## begin TASK MATERIAL

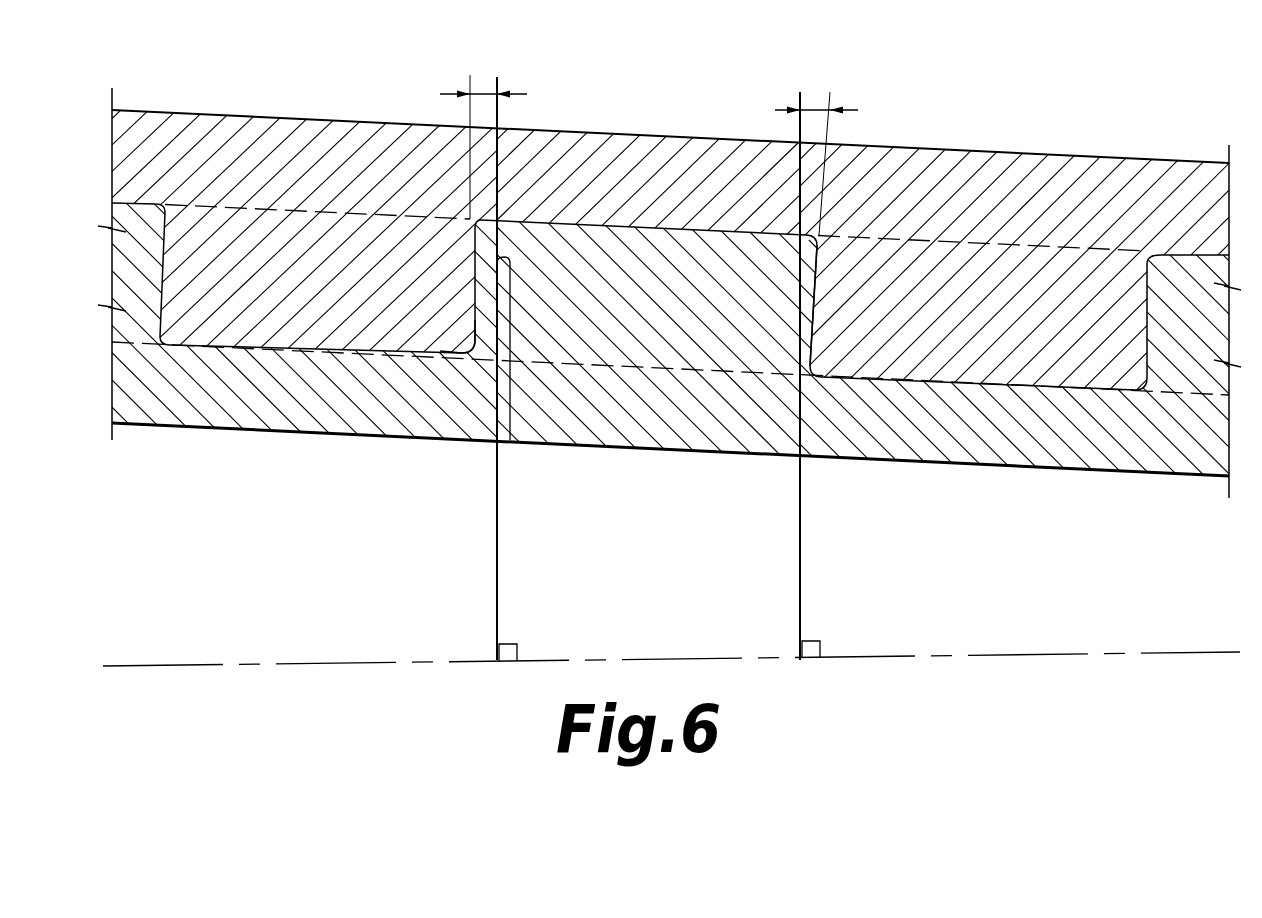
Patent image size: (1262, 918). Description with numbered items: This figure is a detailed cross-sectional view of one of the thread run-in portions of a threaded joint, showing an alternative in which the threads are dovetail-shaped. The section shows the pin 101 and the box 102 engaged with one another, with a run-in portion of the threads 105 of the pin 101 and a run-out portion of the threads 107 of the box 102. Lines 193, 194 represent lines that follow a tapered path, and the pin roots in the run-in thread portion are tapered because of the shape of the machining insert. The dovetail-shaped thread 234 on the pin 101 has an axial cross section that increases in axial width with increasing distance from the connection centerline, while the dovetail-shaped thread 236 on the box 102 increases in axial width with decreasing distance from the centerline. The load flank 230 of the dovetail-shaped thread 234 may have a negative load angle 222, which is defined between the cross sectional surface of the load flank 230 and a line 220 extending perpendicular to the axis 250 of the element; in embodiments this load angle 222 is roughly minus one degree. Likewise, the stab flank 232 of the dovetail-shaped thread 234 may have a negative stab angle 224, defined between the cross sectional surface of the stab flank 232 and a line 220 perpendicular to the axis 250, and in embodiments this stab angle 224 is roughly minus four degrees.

The pin 101 is at (171, 412).
The box 102 is at (1105, 181).
The threads of pin 105 is at (598, 345).
The threads of box 107 is at (317, 233).
The line 193 is at (201, 207).
The line 194 is at (710, 371).
The line 220 is at (797, 178).
The load angle 222 is at (483, 92).
The stab angle 224 is at (818, 108).
The load flank 230 is at (475, 315).
The stab flank 232 is at (816, 290).
The dovetail-shaped thread 234 is at (647, 254).
The dovetail-shaped thread 236 is at (300, 319).
The axis 250 is at (346, 663).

## end TASK MATERIAL

- **PROBLEM TO WORK ON**
Reproduce each of the records above verbatim, omitting the pictures from your answer.

- **THE SOLUTION**
Patent image size: (1262, 918). Description with numbered items: This figure is a detailed cross-sectional view of one of the thread run-in portions of a threaded joint, showing an alternative in which the threads are dovetail-shaped. The section shows the pin 101 and the box 102 engaged with one another, with a run-in portion of the threads 105 of the pin 101 and a run-out portion of the threads 107 of the box 102. Lines 193, 194 represent lines that follow a tapered path, and the pin roots in the run-in thread portion are tapered because of the shape of the machining insert. The dovetail-shaped thread 234 on the pin 101 has an axial cross section that increases in axial width with increasing distance from the connection centerline, while the dovetail-shaped thread 236 on the box 102 increases in axial width with decreasing distance from the centerline. The load flank 230 of the dovetail-shaped thread 234 may have a negative load angle 222, which is defined between the cross sectional surface of the load flank 230 and a line 220 extending perpendicular to the axis 250 of the element; in embodiments this load angle 222 is roughly minus one degree. Likewise, the stab flank 232 of the dovetail-shaped thread 234 may have a negative stab angle 224, defined between the cross sectional surface of the stab flank 232 and a line 220 perpendicular to the axis 250, and in embodiments this stab angle 224 is roughly minus four degrees.

The pin 101 is at (171, 412).
The box 102 is at (1105, 181).
The threads of pin 105 is at (598, 345).
The threads of box 107 is at (317, 233).
The line 193 is at (201, 207).
The line 194 is at (710, 371).
The line 220 is at (797, 178).
The load angle 222 is at (483, 92).
The stab angle 224 is at (818, 108).
The load flank 230 is at (475, 315).
The stab flank 232 is at (816, 290).
The dovetail-shaped thread 234 is at (647, 254).
The dovetail-shaped thread 236 is at (300, 319).
The axis 250 is at (346, 663).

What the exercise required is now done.